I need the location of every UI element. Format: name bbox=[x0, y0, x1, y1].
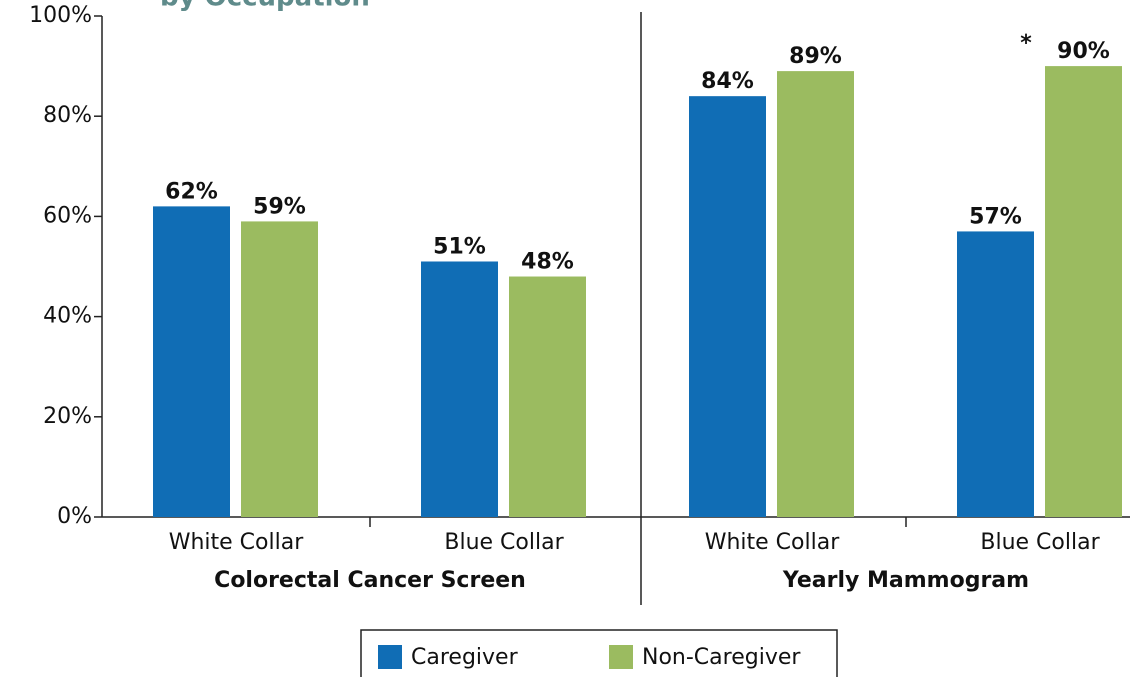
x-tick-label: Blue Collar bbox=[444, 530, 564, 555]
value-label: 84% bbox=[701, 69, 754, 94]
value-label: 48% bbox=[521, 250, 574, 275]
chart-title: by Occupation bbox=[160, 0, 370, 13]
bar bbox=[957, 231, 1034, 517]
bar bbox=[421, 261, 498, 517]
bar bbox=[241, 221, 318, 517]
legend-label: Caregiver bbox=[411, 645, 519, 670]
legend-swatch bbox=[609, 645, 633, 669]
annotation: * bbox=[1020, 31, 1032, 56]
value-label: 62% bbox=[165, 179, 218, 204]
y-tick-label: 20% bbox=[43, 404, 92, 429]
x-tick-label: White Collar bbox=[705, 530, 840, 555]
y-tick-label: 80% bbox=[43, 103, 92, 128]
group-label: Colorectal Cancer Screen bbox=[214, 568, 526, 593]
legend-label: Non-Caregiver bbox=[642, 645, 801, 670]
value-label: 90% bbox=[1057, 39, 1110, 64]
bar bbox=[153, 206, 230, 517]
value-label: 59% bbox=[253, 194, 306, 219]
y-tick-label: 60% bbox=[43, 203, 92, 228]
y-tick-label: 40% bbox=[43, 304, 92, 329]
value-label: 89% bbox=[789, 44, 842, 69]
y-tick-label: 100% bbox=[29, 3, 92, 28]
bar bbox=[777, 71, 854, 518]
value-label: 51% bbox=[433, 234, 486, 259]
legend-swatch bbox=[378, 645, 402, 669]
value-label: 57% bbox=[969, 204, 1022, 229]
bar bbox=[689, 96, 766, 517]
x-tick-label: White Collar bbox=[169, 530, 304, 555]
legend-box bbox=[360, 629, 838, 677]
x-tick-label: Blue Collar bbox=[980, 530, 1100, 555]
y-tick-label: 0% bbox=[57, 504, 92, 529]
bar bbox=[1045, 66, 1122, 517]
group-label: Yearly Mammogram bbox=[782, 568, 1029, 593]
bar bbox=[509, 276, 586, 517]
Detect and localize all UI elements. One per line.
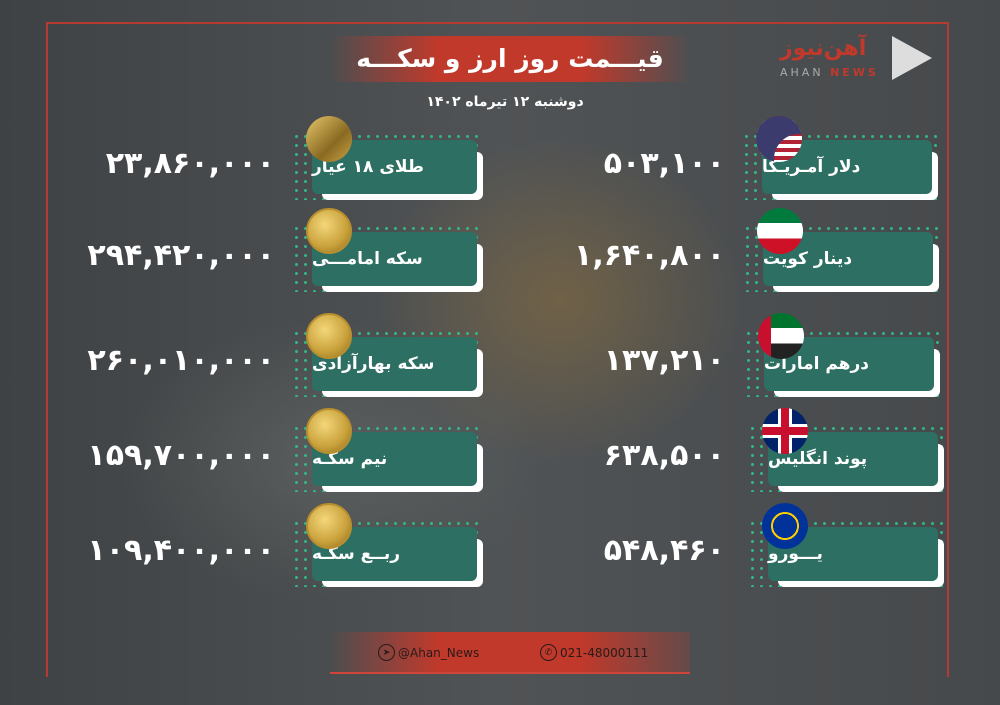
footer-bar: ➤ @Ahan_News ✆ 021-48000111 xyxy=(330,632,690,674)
- - - - -
» **WRITTEN TASK**
Write out the lines of the material from the line containing "x-tick-label: Blue Collar bbox=[444, 530, 564, 555]" up to and including the line containing "value-label: 57% bbox=[969, 204, 1022, 229]", reproducing each one unchanged.

» **EXPECTED ANSWER**
x-tick-label: Blue Collar bbox=[444, 530, 564, 555]
value-label: 84% bbox=[701, 69, 754, 94]
value-label: 48% bbox=[521, 250, 574, 275]
chart-title: by Occupation bbox=[160, 0, 370, 13]
bar bbox=[957, 231, 1034, 517]
bar bbox=[421, 261, 498, 517]
bar bbox=[241, 221, 318, 517]
legend-label: Caregiver bbox=[411, 645, 519, 670]
legend-swatch bbox=[609, 645, 633, 669]
annotation: * bbox=[1020, 31, 1032, 56]
value-label: 62% bbox=[165, 179, 218, 204]
y-tick-label: 20% bbox=[43, 404, 92, 429]
x-tick-label: White Collar bbox=[705, 530, 840, 555]
y-tick-label: 80% bbox=[43, 103, 92, 128]
group-label: Colorectal Cancer Screen bbox=[214, 568, 526, 593]
legend-label: Non-Caregiver bbox=[642, 645, 801, 670]
value-label: 90% bbox=[1057, 39, 1110, 64]
bar bbox=[153, 206, 230, 517]
value-label: 59% bbox=[253, 194, 306, 219]
y-tick-label: 60% bbox=[43, 203, 92, 228]
y-tick-label: 40% bbox=[43, 304, 92, 329]
value-label: 89% bbox=[789, 44, 842, 69]
y-tick-label: 100% bbox=[29, 3, 92, 28]
bar bbox=[777, 71, 854, 518]
value-label: 51% bbox=[433, 234, 486, 259]
legend-swatch bbox=[378, 645, 402, 669]
value-label: 57% bbox=[969, 204, 1022, 229]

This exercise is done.